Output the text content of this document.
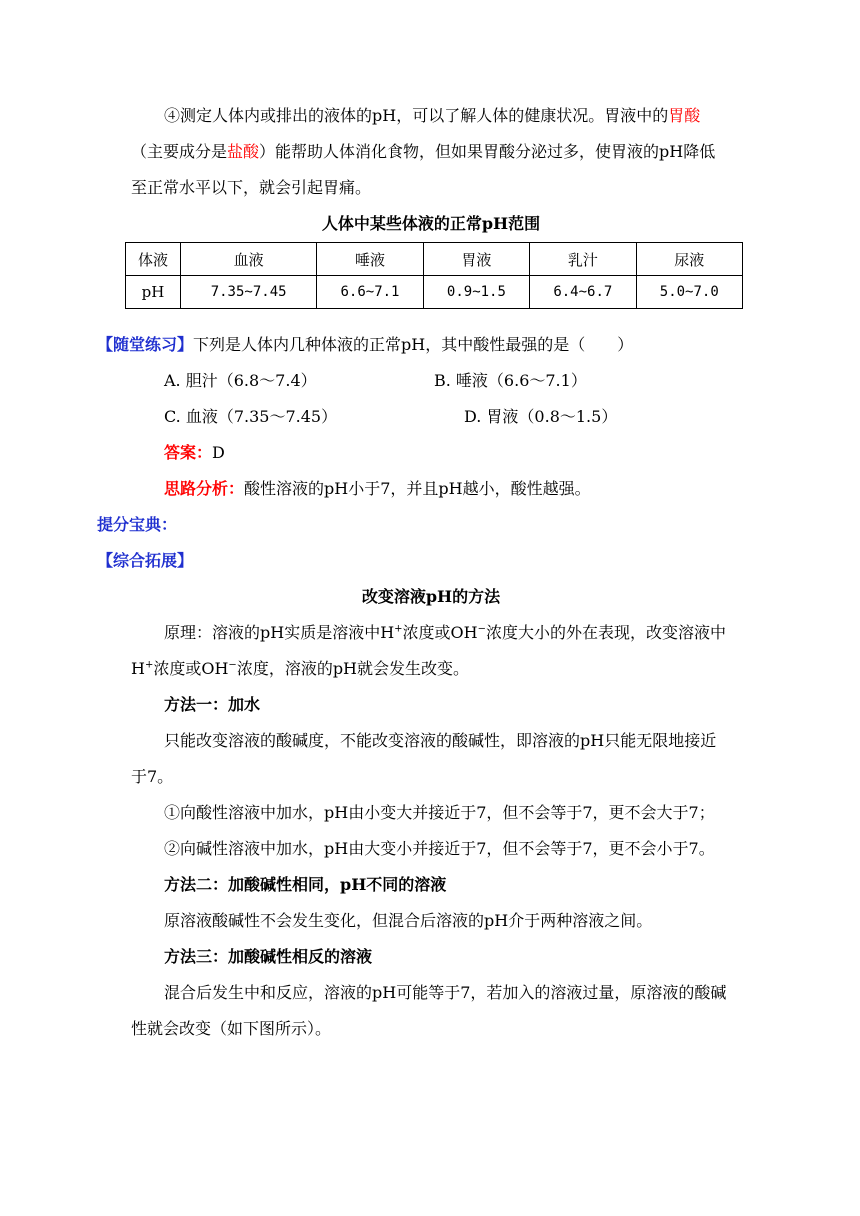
④测定人体内或排出的液体的pH，可以了解人体的健康状况。胃液中的胃酸（主要成分是盐酸）能帮助人体消化食物，但如果胃酸分泌过多，使胃液的pH降低至正常水平以下，就会引起胃痛。

人体中某些体液的正常pH范围

体液	血液	唾液	胃液	乳汁	尿液
pH	7.35~7.45	6.6~7.1	0.9~1.5	6.4~6.7	5.0~7.0

【随堂练习】下列是人体内几种体液的正常pH，其中酸性最强的是（　　）

A. 胆汁（6.8～7.4）	B. 唾液（6.6～7.1）
C. 血液（7.35～7.45）	D. 胃液（0.8～1.5）

答案：D

思路分析：酸性溶液的pH小于7，并且pH越小，酸性越强。

提分宝典：

【综合拓展】

改变溶液pH的方法

原理：溶液的pH实质是溶液中H+浓度或OH−浓度大小的外在表现，改变溶液中H+浓度或OH−浓度，溶液的pH就会发生改变。

方法一：加水

只能改变溶液的酸碱度，不能改变溶液的酸碱性，即溶液的pH只能无限地接近于7。

①向酸性溶液中加水，pH由小变大并接近于7，但不会等于7，更不会大于7；

②向碱性溶液中加水，pH由大变小并接近于7，但不会等于7，更不会小于7。

方法二：加酸碱性相同，pH不同的溶液

原溶液酸碱性不会发生变化，但混合后溶液的pH介于两种溶液之间。

方法三：加酸碱性相反的溶液

混合后发生中和反应，溶液的pH可能等于7，若加入的溶液过量，原溶液的酸碱性就会改变（如下图所示）。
━━━━
◆ **REQUIRED TASK**: Each entry must be retyped word for word, with every image omitted.

◆ **RESULT OF THIS TASK**:
Output the text content of this document.
④测定人体内或排出的液体的pH，可以了解人体的健康状况。胃液中的胃酸（主要成分是盐酸）能帮助人体消化食物，但如果胃酸分泌过多，使胃液的pH降低至正常水平以下，就会引起胃痛。

人体中某些体液的正常pH范围

体液	血液	唾液	胃液	乳汁	尿液
pH	7.35~7.45	6.6~7.1	0.9~1.5	6.4~6.7	5.0~7.0

【随堂练习】下列是人体内几种体液的正常pH，其中酸性最强的是（　　）

A. 胆汁（6.8～7.4）	B. 唾液（6.6～7.1）
C. 血液（7.35～7.45）	D. 胃液（0.8～1.5）

答案：D

思路分析：酸性溶液的pH小于7，并且pH越小，酸性越强。

提分宝典：

【综合拓展】

改变溶液pH的方法

原理：溶液的pH实质是溶液中H+浓度或OH−浓度大小的外在表现，改变溶液中H+浓度或OH−浓度，溶液的pH就会发生改变。

方法一：加水

只能改变溶液的酸碱度，不能改变溶液的酸碱性，即溶液的pH只能无限地接近于7。

①向酸性溶液中加水，pH由小变大并接近于7，但不会等于7，更不会大于7；

②向碱性溶液中加水，pH由大变小并接近于7，但不会等于7，更不会小于7。

方法二：加酸碱性相同，pH不同的溶液

原溶液酸碱性不会发生变化，但混合后溶液的pH介于两种溶液之间。

方法三：加酸碱性相反的溶液

混合后发生中和反应，溶液的pH可能等于7，若加入的溶液过量，原溶液的酸碱性就会改变（如下图所示）。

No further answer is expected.